- _WHAT THIS TASK INVOLVES_
Reproduce every line of the records below without changing anything.

Dataset rows
------------------------------------------------

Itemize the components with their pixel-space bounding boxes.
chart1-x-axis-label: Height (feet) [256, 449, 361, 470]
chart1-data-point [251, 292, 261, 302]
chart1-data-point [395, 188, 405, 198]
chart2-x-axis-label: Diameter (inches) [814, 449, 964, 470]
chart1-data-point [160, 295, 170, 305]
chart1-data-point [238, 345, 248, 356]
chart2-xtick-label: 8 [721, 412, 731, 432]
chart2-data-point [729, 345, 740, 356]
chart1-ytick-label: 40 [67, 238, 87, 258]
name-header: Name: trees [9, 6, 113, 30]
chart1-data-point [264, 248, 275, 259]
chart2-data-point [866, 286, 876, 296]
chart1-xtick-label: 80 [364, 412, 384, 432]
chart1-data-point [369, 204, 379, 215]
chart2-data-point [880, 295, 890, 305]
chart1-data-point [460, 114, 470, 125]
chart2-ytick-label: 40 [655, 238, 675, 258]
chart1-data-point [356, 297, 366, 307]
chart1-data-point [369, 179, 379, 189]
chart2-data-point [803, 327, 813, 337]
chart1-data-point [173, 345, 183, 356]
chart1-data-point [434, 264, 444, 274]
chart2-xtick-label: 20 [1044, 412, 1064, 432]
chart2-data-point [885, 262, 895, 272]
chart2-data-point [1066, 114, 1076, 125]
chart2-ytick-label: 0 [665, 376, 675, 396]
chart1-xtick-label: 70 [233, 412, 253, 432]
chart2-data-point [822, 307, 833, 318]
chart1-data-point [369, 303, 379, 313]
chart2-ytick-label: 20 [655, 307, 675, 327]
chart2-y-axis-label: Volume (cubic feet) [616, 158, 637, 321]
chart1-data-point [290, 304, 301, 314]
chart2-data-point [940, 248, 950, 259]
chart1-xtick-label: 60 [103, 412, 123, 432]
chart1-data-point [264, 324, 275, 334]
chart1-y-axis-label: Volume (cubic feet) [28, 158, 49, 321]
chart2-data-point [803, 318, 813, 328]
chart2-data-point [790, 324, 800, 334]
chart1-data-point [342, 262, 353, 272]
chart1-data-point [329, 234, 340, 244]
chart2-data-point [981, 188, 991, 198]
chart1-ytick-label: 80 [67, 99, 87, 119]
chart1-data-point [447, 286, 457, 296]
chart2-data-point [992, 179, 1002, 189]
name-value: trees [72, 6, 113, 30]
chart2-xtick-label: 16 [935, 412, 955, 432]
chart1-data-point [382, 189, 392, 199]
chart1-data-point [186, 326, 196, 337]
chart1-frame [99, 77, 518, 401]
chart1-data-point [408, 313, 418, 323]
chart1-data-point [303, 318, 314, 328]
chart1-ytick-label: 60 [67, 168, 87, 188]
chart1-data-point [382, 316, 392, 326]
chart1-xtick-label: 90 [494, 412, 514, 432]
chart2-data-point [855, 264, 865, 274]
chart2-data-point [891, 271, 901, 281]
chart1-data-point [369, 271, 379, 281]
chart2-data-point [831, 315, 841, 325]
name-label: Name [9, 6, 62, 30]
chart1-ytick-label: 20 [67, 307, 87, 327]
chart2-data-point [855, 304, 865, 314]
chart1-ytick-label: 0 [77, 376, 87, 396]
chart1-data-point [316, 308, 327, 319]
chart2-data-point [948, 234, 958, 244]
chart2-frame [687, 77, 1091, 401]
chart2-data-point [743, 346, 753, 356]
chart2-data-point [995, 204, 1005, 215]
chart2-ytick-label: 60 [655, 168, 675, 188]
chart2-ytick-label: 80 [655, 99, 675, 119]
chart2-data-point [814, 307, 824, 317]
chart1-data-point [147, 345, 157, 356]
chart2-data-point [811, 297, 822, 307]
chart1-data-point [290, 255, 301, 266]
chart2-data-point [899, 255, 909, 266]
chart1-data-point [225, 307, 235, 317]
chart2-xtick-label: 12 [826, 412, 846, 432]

------------------------------------------------

- _ANSWER TO THIS TASK_
Itemize the components with their pixel-space bounding boxes.
chart1-x-axis-label: Height (feet) [256, 449, 361, 470]
chart1-data-point [251, 292, 261, 302]
chart1-data-point [395, 188, 405, 198]
chart2-x-axis-label: Diameter (inches) [814, 449, 964, 470]
chart1-data-point [160, 295, 170, 305]
chart1-data-point [238, 345, 248, 356]
chart2-xtick-label: 8 [721, 412, 731, 432]
chart2-data-point [729, 345, 740, 356]
chart1-ytick-label: 40 [67, 238, 87, 258]
name-header: Name: trees [9, 6, 113, 30]
chart1-data-point [264, 248, 275, 259]
chart2-data-point [866, 286, 876, 296]
chart1-xtick-label: 80 [364, 412, 384, 432]
chart1-data-point [369, 204, 379, 215]
chart2-data-point [880, 295, 890, 305]
chart1-data-point [460, 114, 470, 125]
chart2-ytick-label: 40 [655, 238, 675, 258]
chart1-data-point [356, 297, 366, 307]
chart1-data-point [369, 179, 379, 189]
chart2-data-point [803, 327, 813, 337]
chart1-data-point [173, 345, 183, 356]
chart1-data-point [434, 264, 444, 274]
chart2-xtick-label: 20 [1044, 412, 1064, 432]
chart2-data-point [885, 262, 895, 272]
chart2-data-point [1066, 114, 1076, 125]
chart2-ytick-label: 0 [665, 376, 675, 396]
chart1-xtick-label: 70 [233, 412, 253, 432]
chart2-data-point [822, 307, 833, 318]
chart1-data-point [369, 303, 379, 313]
chart2-ytick-label: 20 [655, 307, 675, 327]
chart2-y-axis-label: Volume (cubic feet) [616, 158, 637, 321]
chart1-data-point [290, 304, 301, 314]
chart2-data-point [940, 248, 950, 259]
chart1-xtick-label: 60 [103, 412, 123, 432]
chart1-data-point [264, 324, 275, 334]
chart1-y-axis-label: Volume (cubic feet) [28, 158, 49, 321]
chart2-data-point [803, 318, 813, 328]
chart2-data-point [790, 324, 800, 334]
chart1-data-point [342, 262, 353, 272]
chart1-data-point [329, 234, 340, 244]
chart2-data-point [981, 188, 991, 198]
chart1-ytick-label: 80 [67, 99, 87, 119]
chart1-data-point [447, 286, 457, 296]
chart2-data-point [992, 179, 1002, 189]
name-value: trees [72, 6, 113, 30]
chart2-xtick-label: 16 [935, 412, 955, 432]
chart1-data-point [382, 189, 392, 199]
chart1-data-point [186, 326, 196, 337]
chart1-frame [99, 77, 518, 401]
chart1-data-point [408, 313, 418, 323]
chart1-data-point [303, 318, 314, 328]
chart1-ytick-label: 60 [67, 168, 87, 188]
chart1-data-point [382, 316, 392, 326]
chart1-xtick-label: 90 [494, 412, 514, 432]
chart2-data-point [855, 264, 865, 274]
chart2-data-point [891, 271, 901, 281]
chart1-data-point [369, 271, 379, 281]
chart2-data-point [831, 315, 841, 325]
name-label: Name [9, 6, 62, 30]
chart1-ytick-label: 20 [67, 307, 87, 327]
chart2-data-point [855, 304, 865, 314]
chart1-ytick-label: 0 [77, 376, 87, 396]
chart1-data-point [316, 308, 327, 319]
chart2-data-point [948, 234, 958, 244]
chart2-frame [687, 77, 1091, 401]
chart2-data-point [743, 346, 753, 356]
chart2-data-point [995, 204, 1005, 215]
chart2-ytick-label: 60 [655, 168, 675, 188]
chart2-ytick-label: 80 [655, 99, 675, 119]
chart2-data-point [814, 307, 824, 317]
chart1-data-point [147, 345, 157, 356]
chart2-data-point [811, 297, 822, 307]
chart1-data-point [290, 255, 301, 266]
chart2-data-point [899, 255, 909, 266]
chart1-data-point [225, 307, 235, 317]
chart2-xtick-label: 12 [826, 412, 846, 432]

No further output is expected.